• _Work to do_: Exactly reproduce each line of the listing that follows.

• _Records provided_:
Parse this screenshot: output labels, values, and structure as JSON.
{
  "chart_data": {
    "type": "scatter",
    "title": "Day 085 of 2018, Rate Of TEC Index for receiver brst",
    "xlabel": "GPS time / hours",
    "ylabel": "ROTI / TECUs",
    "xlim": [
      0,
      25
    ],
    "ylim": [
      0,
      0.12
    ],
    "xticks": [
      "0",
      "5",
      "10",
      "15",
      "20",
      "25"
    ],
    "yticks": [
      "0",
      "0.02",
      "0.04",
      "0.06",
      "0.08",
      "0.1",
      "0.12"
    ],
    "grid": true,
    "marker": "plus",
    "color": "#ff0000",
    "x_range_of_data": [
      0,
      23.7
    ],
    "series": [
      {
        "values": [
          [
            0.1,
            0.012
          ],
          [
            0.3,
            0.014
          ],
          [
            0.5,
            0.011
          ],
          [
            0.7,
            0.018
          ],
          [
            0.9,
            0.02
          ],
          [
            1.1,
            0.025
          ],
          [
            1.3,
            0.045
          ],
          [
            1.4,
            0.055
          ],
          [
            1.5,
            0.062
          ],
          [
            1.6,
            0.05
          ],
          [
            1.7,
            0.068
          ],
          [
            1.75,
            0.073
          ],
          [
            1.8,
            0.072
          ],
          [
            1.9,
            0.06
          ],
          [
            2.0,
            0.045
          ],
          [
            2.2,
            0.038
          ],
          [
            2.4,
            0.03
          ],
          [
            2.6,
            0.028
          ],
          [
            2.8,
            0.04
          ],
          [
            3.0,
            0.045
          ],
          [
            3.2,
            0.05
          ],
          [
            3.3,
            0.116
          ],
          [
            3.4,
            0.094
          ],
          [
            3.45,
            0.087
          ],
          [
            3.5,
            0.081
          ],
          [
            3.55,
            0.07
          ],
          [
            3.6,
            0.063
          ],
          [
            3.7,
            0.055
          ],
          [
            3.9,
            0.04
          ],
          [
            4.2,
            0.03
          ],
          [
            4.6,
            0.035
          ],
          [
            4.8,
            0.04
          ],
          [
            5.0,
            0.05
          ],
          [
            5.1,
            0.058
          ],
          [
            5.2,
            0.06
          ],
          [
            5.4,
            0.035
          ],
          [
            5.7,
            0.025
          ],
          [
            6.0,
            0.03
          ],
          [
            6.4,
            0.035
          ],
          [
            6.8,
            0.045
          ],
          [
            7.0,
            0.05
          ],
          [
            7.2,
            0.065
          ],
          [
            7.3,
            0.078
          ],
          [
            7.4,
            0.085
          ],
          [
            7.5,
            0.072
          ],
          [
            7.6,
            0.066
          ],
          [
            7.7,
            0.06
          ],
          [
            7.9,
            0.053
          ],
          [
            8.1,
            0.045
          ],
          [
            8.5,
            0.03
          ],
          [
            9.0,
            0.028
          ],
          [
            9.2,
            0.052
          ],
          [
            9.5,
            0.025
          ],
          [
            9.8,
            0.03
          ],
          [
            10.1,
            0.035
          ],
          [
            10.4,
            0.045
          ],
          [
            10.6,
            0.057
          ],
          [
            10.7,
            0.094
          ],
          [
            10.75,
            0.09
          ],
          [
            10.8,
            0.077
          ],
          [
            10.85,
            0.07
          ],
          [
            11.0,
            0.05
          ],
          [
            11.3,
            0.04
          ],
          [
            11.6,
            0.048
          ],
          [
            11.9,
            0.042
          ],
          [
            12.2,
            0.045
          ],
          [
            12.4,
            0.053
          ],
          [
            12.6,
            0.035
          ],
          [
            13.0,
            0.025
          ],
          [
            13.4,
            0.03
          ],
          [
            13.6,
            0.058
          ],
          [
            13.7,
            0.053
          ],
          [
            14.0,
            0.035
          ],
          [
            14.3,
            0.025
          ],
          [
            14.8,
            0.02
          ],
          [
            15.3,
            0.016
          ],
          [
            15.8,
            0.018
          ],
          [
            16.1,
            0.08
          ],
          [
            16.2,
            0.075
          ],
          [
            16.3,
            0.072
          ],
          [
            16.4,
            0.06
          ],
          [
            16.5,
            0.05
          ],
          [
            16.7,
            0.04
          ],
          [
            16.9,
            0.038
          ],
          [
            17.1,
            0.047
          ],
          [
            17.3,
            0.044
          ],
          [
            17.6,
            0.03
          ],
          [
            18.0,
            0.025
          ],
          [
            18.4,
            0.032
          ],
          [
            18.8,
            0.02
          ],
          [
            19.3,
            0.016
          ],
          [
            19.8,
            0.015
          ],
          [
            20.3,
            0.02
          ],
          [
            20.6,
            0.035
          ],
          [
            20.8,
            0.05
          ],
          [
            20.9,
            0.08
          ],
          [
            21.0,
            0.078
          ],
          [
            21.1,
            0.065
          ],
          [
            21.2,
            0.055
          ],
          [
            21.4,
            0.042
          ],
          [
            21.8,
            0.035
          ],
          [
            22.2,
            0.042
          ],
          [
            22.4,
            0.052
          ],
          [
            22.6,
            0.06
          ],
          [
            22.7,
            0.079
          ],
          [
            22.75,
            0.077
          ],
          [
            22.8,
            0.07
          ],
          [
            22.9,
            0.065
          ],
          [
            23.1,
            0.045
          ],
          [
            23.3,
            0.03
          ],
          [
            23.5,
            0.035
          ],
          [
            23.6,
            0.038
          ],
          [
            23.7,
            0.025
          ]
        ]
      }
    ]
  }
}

• _Correct result_:
Parse this screenshot: output labels, values, and structure as JSON.
{
  "chart_data": {
    "type": "scatter",
    "title": "Day 085 of 2018, Rate Of TEC Index for receiver brst",
    "xlabel": "GPS time / hours",
    "ylabel": "ROTI / TECUs",
    "xlim": [
      0,
      25
    ],
    "ylim": [
      0,
      0.12
    ],
    "xticks": [
      "0",
      "5",
      "10",
      "15",
      "20",
      "25"
    ],
    "yticks": [
      "0",
      "0.02",
      "0.04",
      "0.06",
      "0.08",
      "0.1",
      "0.12"
    ],
    "grid": true,
    "marker": "plus",
    "color": "#ff0000",
    "x_range_of_data": [
      0,
      23.7
    ],
    "series": [
      {
        "values": [
          [
            0.1,
            0.012
          ],
          [
            0.3,
            0.014
          ],
          [
            0.5,
            0.011
          ],
          [
            0.7,
            0.018
          ],
          [
            0.9,
            0.02
          ],
          [
            1.1,
            0.025
          ],
          [
            1.3,
            0.045
          ],
          [
            1.4,
            0.055
          ],
          [
            1.5,
            0.062
          ],
          [
            1.6,
            0.05
          ],
          [
            1.7,
            0.068
          ],
          [
            1.75,
            0.073
          ],
          [
            1.8,
            0.072
          ],
          [
            1.9,
            0.06
          ],
          [
            2.0,
            0.045
          ],
          [
            2.2,
            0.038
          ],
          [
            2.4,
            0.03
          ],
          [
            2.6,
            0.028
          ],
          [
            2.8,
            0.04
          ],
          [
            3.0,
            0.045
          ],
          [
            3.2,
            0.05
          ],
          [
            3.3,
            0.116
          ],
          [
            3.4,
            0.094
          ],
          [
            3.45,
            0.087
          ],
          [
            3.5,
            0.081
          ],
          [
            3.55,
            0.07
          ],
          [
            3.6,
            0.063
          ],
          [
            3.7,
            0.055
          ],
          [
            3.9,
            0.04
          ],
          [
            4.2,
            0.03
          ],
          [
            4.6,
            0.035
          ],
          [
            4.8,
            0.04
          ],
          [
            5.0,
            0.05
          ],
          [
            5.1,
            0.058
          ],
          [
            5.2,
            0.06
          ],
          [
            5.4,
            0.035
          ],
          [
            5.7,
            0.025
          ],
          [
            6.0,
            0.03
          ],
          [
            6.4,
            0.035
          ],
          [
            6.8,
            0.045
          ],
          [
            7.0,
            0.05
          ],
          [
            7.2,
            0.065
          ],
          [
            7.3,
            0.078
          ],
          [
            7.4,
            0.085
          ],
          [
            7.5,
            0.072
          ],
          [
            7.6,
            0.066
          ],
          [
            7.7,
            0.06
          ],
          [
            7.9,
            0.053
          ],
          [
            8.1,
            0.045
          ],
          [
            8.5,
            0.03
          ],
          [
            9.0,
            0.028
          ],
          [
            9.2,
            0.052
          ],
          [
            9.5,
            0.025
          ],
          [
            9.8,
            0.03
          ],
          [
            10.1,
            0.035
          ],
          [
            10.4,
            0.045
          ],
          [
            10.6,
            0.057
          ],
          [
            10.7,
            0.094
          ],
          [
            10.75,
            0.09
          ],
          [
            10.8,
            0.077
          ],
          [
            10.85,
            0.07
          ],
          [
            11.0,
            0.05
          ],
          [
            11.3,
            0.04
          ],
          [
            11.6,
            0.048
          ],
          [
            11.9,
            0.042
          ],
          [
            12.2,
            0.045
          ],
          [
            12.4,
            0.053
          ],
          [
            12.6,
            0.035
          ],
          [
            13.0,
            0.025
          ],
          [
            13.4,
            0.03
          ],
          [
            13.6,
            0.058
          ],
          [
            13.7,
            0.053
          ],
          [
            14.0,
            0.035
          ],
          [
            14.3,
            0.025
          ],
          [
            14.8,
            0.02
          ],
          [
            15.3,
            0.016
          ],
          [
            15.8,
            0.018
          ],
          [
            16.1,
            0.08
          ],
          [
            16.2,
            0.075
          ],
          [
            16.3,
            0.072
          ],
          [
            16.4,
            0.06
          ],
          [
            16.5,
            0.05
          ],
          [
            16.7,
            0.04
          ],
          [
            16.9,
            0.038
          ],
          [
            17.1,
            0.047
          ],
          [
            17.3,
            0.044
          ],
          [
            17.6,
            0.03
          ],
          [
            18.0,
            0.025
          ],
          [
            18.4,
            0.032
          ],
          [
            18.8,
            0.02
          ],
          [
            19.3,
            0.016
          ],
          [
            19.8,
            0.015
          ],
          [
            20.3,
            0.02
          ],
          [
            20.6,
            0.035
          ],
          [
            20.8,
            0.05
          ],
          [
            20.9,
            0.08
          ],
          [
            21.0,
            0.078
          ],
          [
            21.1,
            0.065
          ],
          [
            21.2,
            0.055
          ],
          [
            21.4,
            0.042
          ],
          [
            21.8,
            0.035
          ],
          [
            22.2,
            0.042
          ],
          [
            22.4,
            0.052
          ],
          [
            22.6,
            0.06
          ],
          [
            22.7,
            0.079
          ],
          [
            22.75,
            0.077
          ],
          [
            22.8,
            0.07
          ],
          [
            22.9,
            0.065
          ],
          [
            23.1,
            0.045
          ],
          [
            23.3,
            0.03
          ],
          [
            23.5,
            0.035
          ],
          [
            23.6,
            0.038
          ],
          [
            23.7,
            0.025
          ]
        ]
      }
    ]
  }
}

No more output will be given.